OBJECTIVE: Copy out all the lines exactly. Omit pictures.

Dataset records:
══════════════════════════════

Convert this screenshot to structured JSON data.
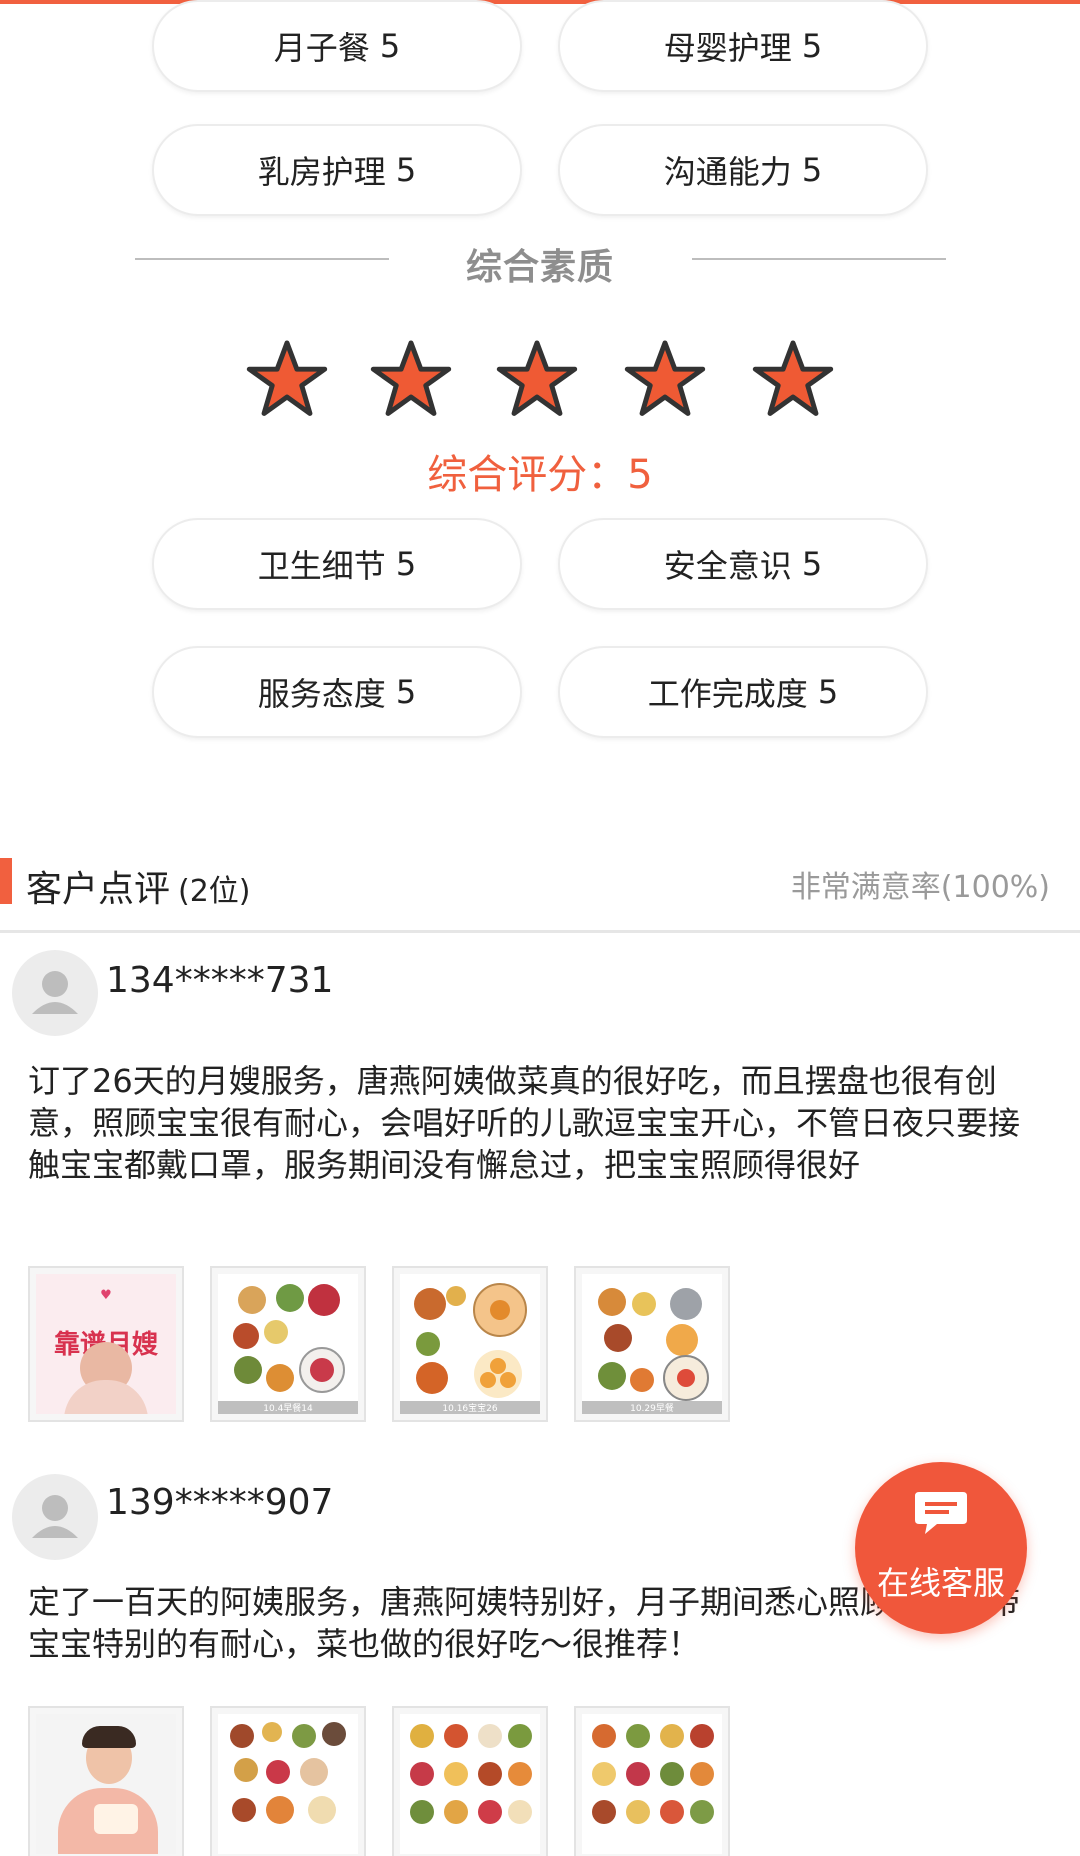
{
  "ratings_top": [
    {
      "label": "月子餐",
      "score": "5"
    },
    {
      "label": "母婴护理",
      "score": "5"
    },
    {
      "label": "乳房护理",
      "score": "5"
    },
    {
      "label": "沟通能力",
      "score": "5"
    }
  ],
  "quality_section": {
    "title": "综合素质",
    "stars_filled": 5,
    "stars_total": 5,
    "star_color": "#ef5a34",
    "overall_text": "综合评分：5"
  },
  "ratings_bottom": [
    {
      "label": "卫生细节",
      "score": "5"
    },
    {
      "label": "安全意识",
      "score": "5"
    },
    {
      "label": "服务态度",
      "score": "5"
    },
    {
      "label": "工作完成度",
      "score": "5"
    }
  ],
  "reviews_section": {
    "title": "客户点评",
    "count": "(2位)",
    "satisfaction": "非常满意率(100%)",
    "accent_color": "#f1603f"
  },
  "reviews": [
    {
      "user": "134*****731",
      "text": "订了26天的月嫂服务，唐燕阿姨做菜真的很好吃，而且摆盘也很有创意，照顾宝宝很有耐心，会唱好听的儿歌逗宝宝开心，不管日夜只要接触宝宝都戴口罩，服务期间没有懈怠过，把宝宝照顾得很好",
      "images": [
        {
          "kind": "profile-poster",
          "caption": "靠谱月嫂"
        },
        {
          "kind": "food",
          "caption": "10.4早餐14"
        },
        {
          "kind": "food",
          "caption": "10.16宝宝26"
        },
        {
          "kind": "food",
          "caption": "10.29早餐"
        }
      ]
    },
    {
      "user": "139*****907",
      "text": "定了一百天的阿姨服务，唐燕阿姨特别好，月子期间悉心照顾宝宝，带宝宝特别的有耐心，菜也做的很好吃～很推荐！",
      "images": [
        {
          "kind": "profile-photo",
          "caption": ""
        },
        {
          "kind": "food",
          "caption": ""
        },
        {
          "kind": "food",
          "caption": ""
        },
        {
          "kind": "food",
          "caption": ""
        }
      ]
    }
  ],
  "online_service": {
    "label": "在线客服",
    "icon": "chat-bubble-icon",
    "color": "#f0573b"
  }
}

══════════════════════════════

SOLUTION FOR THIS PROBLEM:
Convert this screenshot to structured JSON data.
{
  "ratings_top": [
    {
      "label": "月子餐",
      "score": "5"
    },
    {
      "label": "母婴护理",
      "score": "5"
    },
    {
      "label": "乳房护理",
      "score": "5"
    },
    {
      "label": "沟通能力",
      "score": "5"
    }
  ],
  "quality_section": {
    "title": "综合素质",
    "stars_filled": 5,
    "stars_total": 5,
    "star_color": "#ef5a34",
    "overall_text": "综合评分：5"
  },
  "ratings_bottom": [
    {
      "label": "卫生细节",
      "score": "5"
    },
    {
      "label": "安全意识",
      "score": "5"
    },
    {
      "label": "服务态度",
      "score": "5"
    },
    {
      "label": "工作完成度",
      "score": "5"
    }
  ],
  "reviews_section": {
    "title": "客户点评",
    "count": "(2位)",
    "satisfaction": "非常满意率(100%)",
    "accent_color": "#f1603f"
  },
  "reviews": [
    {
      "user": "134*****731",
      "text": "订了26天的月嫂服务，唐燕阿姨做菜真的很好吃，而且摆盘也很有创意，照顾宝宝很有耐心，会唱好听的儿歌逗宝宝开心，不管日夜只要接触宝宝都戴口罩，服务期间没有懈怠过，把宝宝照顾得很好",
      "images": [
        {
          "kind": "profile-poster",
          "caption": "靠谱月嫂"
        },
        {
          "kind": "food",
          "caption": "10.4早餐14"
        },
        {
          "kind": "food",
          "caption": "10.16宝宝26"
        },
        {
          "kind": "food",
          "caption": "10.29早餐"
        }
      ]
    },
    {
      "user": "139*****907",
      "text": "定了一百天的阿姨服务，唐燕阿姨特别好，月子期间悉心照顾宝宝，带宝宝特别的有耐心，菜也做的很好吃～很推荐！",
      "images": [
        {
          "kind": "profile-photo",
          "caption": ""
        },
        {
          "kind": "food",
          "caption": ""
        },
        {
          "kind": "food",
          "caption": ""
        },
        {
          "kind": "food",
          "caption": ""
        }
      ]
    }
  ],
  "online_service": {
    "label": "在线客服",
    "icon": "chat-bubble-icon",
    "color": "#f0573b"
  }
}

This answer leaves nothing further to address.